--- START Records for processing ---

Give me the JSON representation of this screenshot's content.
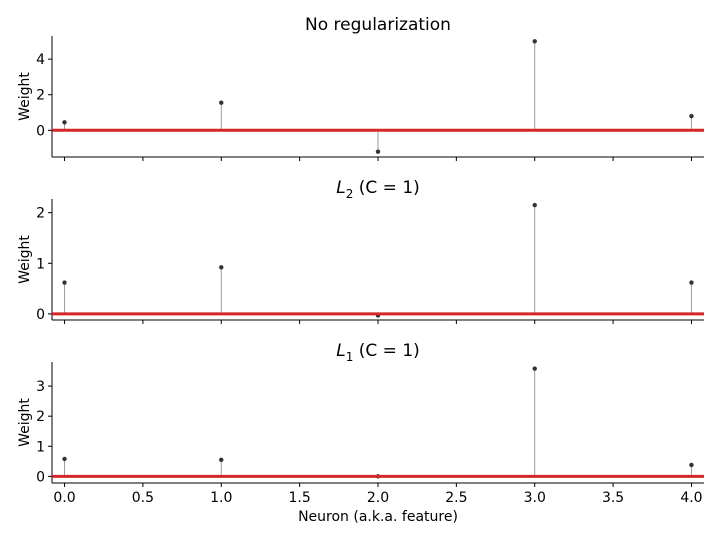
{
  "chart_data": [
    {
      "type": "stem",
      "title_main": "No regularization",
      "title_sub": "",
      "title_rest": "",
      "ylabel": "Weight",
      "xlabel": "",
      "x": [
        0,
        1,
        2,
        3,
        4
      ],
      "values": [
        0.45,
        1.55,
        -1.2,
        5.0,
        0.8
      ],
      "ylim": [
        -1.5,
        5.3
      ],
      "yticks": [
        0,
        2,
        4
      ],
      "xlim": [
        -0.08,
        4.08
      ],
      "xticks": [
        0.0,
        0.5,
        1.0,
        1.5,
        2.0,
        2.5,
        3.0,
        3.5,
        4.0
      ],
      "show_xtick_labels": false,
      "baseline_color": "#d62728"
    },
    {
      "type": "stem",
      "title_main": "L",
      "title_sub": "2",
      "title_rest": " (C = 1)",
      "ylabel": "Weight",
      "xlabel": "",
      "x": [
        0,
        1,
        2,
        3,
        4
      ],
      "values": [
        0.62,
        0.92,
        -0.03,
        2.15,
        0.62
      ],
      "ylim": [
        -0.12,
        2.27
      ],
      "yticks": [
        0,
        1,
        2
      ],
      "xlim": [
        -0.08,
        4.08
      ],
      "xticks": [
        0.0,
        0.5,
        1.0,
        1.5,
        2.0,
        2.5,
        3.0,
        3.5,
        4.0
      ],
      "show_xtick_labels": false,
      "baseline_color": "#d62728"
    },
    {
      "type": "stem",
      "title_main": "L",
      "title_sub": "1",
      "title_rest": " (C = 1)",
      "ylabel": "Weight",
      "xlabel": "Neuron (a.k.a. feature)",
      "x": [
        0,
        1,
        2,
        3,
        4
      ],
      "values": [
        0.58,
        0.55,
        0.0,
        3.58,
        0.38
      ],
      "ylim": [
        -0.22,
        3.8
      ],
      "yticks": [
        0,
        1,
        2,
        3
      ],
      "xlim": [
        -0.08,
        4.08
      ],
      "xticks": [
        0.0,
        0.5,
        1.0,
        1.5,
        2.0,
        2.5,
        3.0,
        3.5,
        4.0
      ],
      "xtick_labels": [
        "0.0",
        "0.5",
        "1.0",
        "1.5",
        "2.0",
        "2.5",
        "3.0",
        "3.5",
        "4.0"
      ],
      "show_xtick_labels": true,
      "baseline_color": "#d62728"
    }
  ]
}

--- END Records for processing ---

### Goal of the exercise
Reproduce the entries above without change, omitting all pictures.

### Output below
Give me the JSON representation of this screenshot's content.
{
  "chart_data": [
    {
      "type": "stem",
      "title_main": "No regularization",
      "title_sub": "",
      "title_rest": "",
      "ylabel": "Weight",
      "xlabel": "",
      "x": [
        0,
        1,
        2,
        3,
        4
      ],
      "values": [
        0.45,
        1.55,
        -1.2,
        5.0,
        0.8
      ],
      "ylim": [
        -1.5,
        5.3
      ],
      "yticks": [
        0,
        2,
        4
      ],
      "xlim": [
        -0.08,
        4.08
      ],
      "xticks": [
        0.0,
        0.5,
        1.0,
        1.5,
        2.0,
        2.5,
        3.0,
        3.5,
        4.0
      ],
      "show_xtick_labels": false,
      "baseline_color": "#d62728"
    },
    {
      "type": "stem",
      "title_main": "L",
      "title_sub": "2",
      "title_rest": " (C = 1)",
      "ylabel": "Weight",
      "xlabel": "",
      "x": [
        0,
        1,
        2,
        3,
        4
      ],
      "values": [
        0.62,
        0.92,
        -0.03,
        2.15,
        0.62
      ],
      "ylim": [
        -0.12,
        2.27
      ],
      "yticks": [
        0,
        1,
        2
      ],
      "xlim": [
        -0.08,
        4.08
      ],
      "xticks": [
        0.0,
        0.5,
        1.0,
        1.5,
        2.0,
        2.5,
        3.0,
        3.5,
        4.0
      ],
      "show_xtick_labels": false,
      "baseline_color": "#d62728"
    },
    {
      "type": "stem",
      "title_main": "L",
      "title_sub": "1",
      "title_rest": " (C = 1)",
      "ylabel": "Weight",
      "xlabel": "Neuron (a.k.a. feature)",
      "x": [
        0,
        1,
        2,
        3,
        4
      ],
      "values": [
        0.58,
        0.55,
        0.0,
        3.58,
        0.38
      ],
      "ylim": [
        -0.22,
        3.8
      ],
      "yticks": [
        0,
        1,
        2,
        3
      ],
      "xlim": [
        -0.08,
        4.08
      ],
      "xticks": [
        0.0,
        0.5,
        1.0,
        1.5,
        2.0,
        2.5,
        3.0,
        3.5,
        4.0
      ],
      "xtick_labels": [
        "0.0",
        "0.5",
        "1.0",
        "1.5",
        "2.0",
        "2.5",
        "3.0",
        "3.5",
        "4.0"
      ],
      "show_xtick_labels": true,
      "baseline_color": "#d62728"
    }
  ]
}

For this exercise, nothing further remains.